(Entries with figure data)
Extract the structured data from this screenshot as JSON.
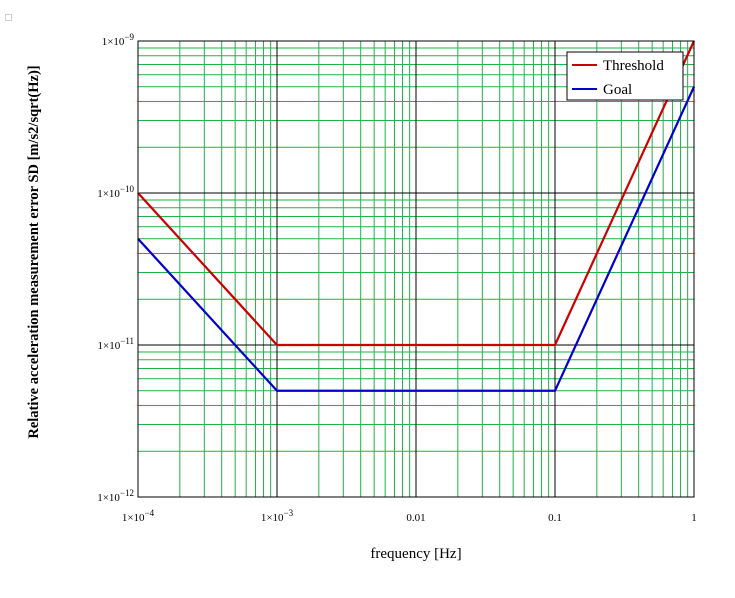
{
  "chart_data": {
    "type": "line",
    "xlabel": "frequency [Hz]",
    "ylabel": "Relative acceleration measurement error SD [m/s2/sqrt(Hz)]",
    "x_scale": "log",
    "y_scale": "log",
    "xlim": [
      0.0001,
      1
    ],
    "ylim": [
      1e-12,
      1e-09
    ],
    "x_ticks": [
      {
        "value": 0.0001,
        "base": "1×10",
        "exp": "−4"
      },
      {
        "value": 0.001,
        "base": "1×10",
        "exp": "−3"
      },
      {
        "value": 0.01,
        "base": "0.01",
        "exp": ""
      },
      {
        "value": 0.1,
        "base": "0.1",
        "exp": ""
      },
      {
        "value": 1,
        "base": "1",
        "exp": ""
      }
    ],
    "y_ticks": [
      {
        "value": 1e-12,
        "base": "1×10",
        "exp": "−12"
      },
      {
        "value": 1e-11,
        "base": "1×10",
        "exp": "−11"
      },
      {
        "value": 1e-10,
        "base": "1×10",
        "exp": "−10"
      },
      {
        "value": 1e-09,
        "base": "1×10",
        "exp": "−9"
      }
    ],
    "grid": true,
    "legend_position": "top-right",
    "series": [
      {
        "name": "Threshold",
        "color": "#cc0000",
        "x": [
          0.0001,
          0.001,
          0.1,
          1
        ],
        "y": [
          1e-10,
          1e-11,
          1e-11,
          1e-09
        ]
      },
      {
        "name": "Goal",
        "color": "#0000cc",
        "x": [
          0.0001,
          0.001,
          0.1,
          1
        ],
        "y": [
          5e-11,
          5e-12,
          5e-12,
          5e-10
        ]
      }
    ]
  }
}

Problem requirements
Output every entry word for word, but omit the pictures.

Answer to the problem
Extract the structured data from this screenshot as JSON.
{
  "chart_data": {
    "type": "line",
    "xlabel": "frequency [Hz]",
    "ylabel": "Relative acceleration measurement error SD [m/s2/sqrt(Hz)]",
    "x_scale": "log",
    "y_scale": "log",
    "xlim": [
      0.0001,
      1
    ],
    "ylim": [
      1e-12,
      1e-09
    ],
    "x_ticks": [
      {
        "value": 0.0001,
        "base": "1×10",
        "exp": "−4"
      },
      {
        "value": 0.001,
        "base": "1×10",
        "exp": "−3"
      },
      {
        "value": 0.01,
        "base": "0.01",
        "exp": ""
      },
      {
        "value": 0.1,
        "base": "0.1",
        "exp": ""
      },
      {
        "value": 1,
        "base": "1",
        "exp": ""
      }
    ],
    "y_ticks": [
      {
        "value": 1e-12,
        "base": "1×10",
        "exp": "−12"
      },
      {
        "value": 1e-11,
        "base": "1×10",
        "exp": "−11"
      },
      {
        "value": 1e-10,
        "base": "1×10",
        "exp": "−10"
      },
      {
        "value": 1e-09,
        "base": "1×10",
        "exp": "−9"
      }
    ],
    "grid": true,
    "legend_position": "top-right",
    "series": [
      {
        "name": "Threshold",
        "color": "#cc0000",
        "x": [
          0.0001,
          0.001,
          0.1,
          1
        ],
        "y": [
          1e-10,
          1e-11,
          1e-11,
          1e-09
        ]
      },
      {
        "name": "Goal",
        "color": "#0000cc",
        "x": [
          0.0001,
          0.001,
          0.1,
          1
        ],
        "y": [
          5e-11,
          5e-12,
          5e-12,
          5e-10
        ]
      }
    ]
  }
}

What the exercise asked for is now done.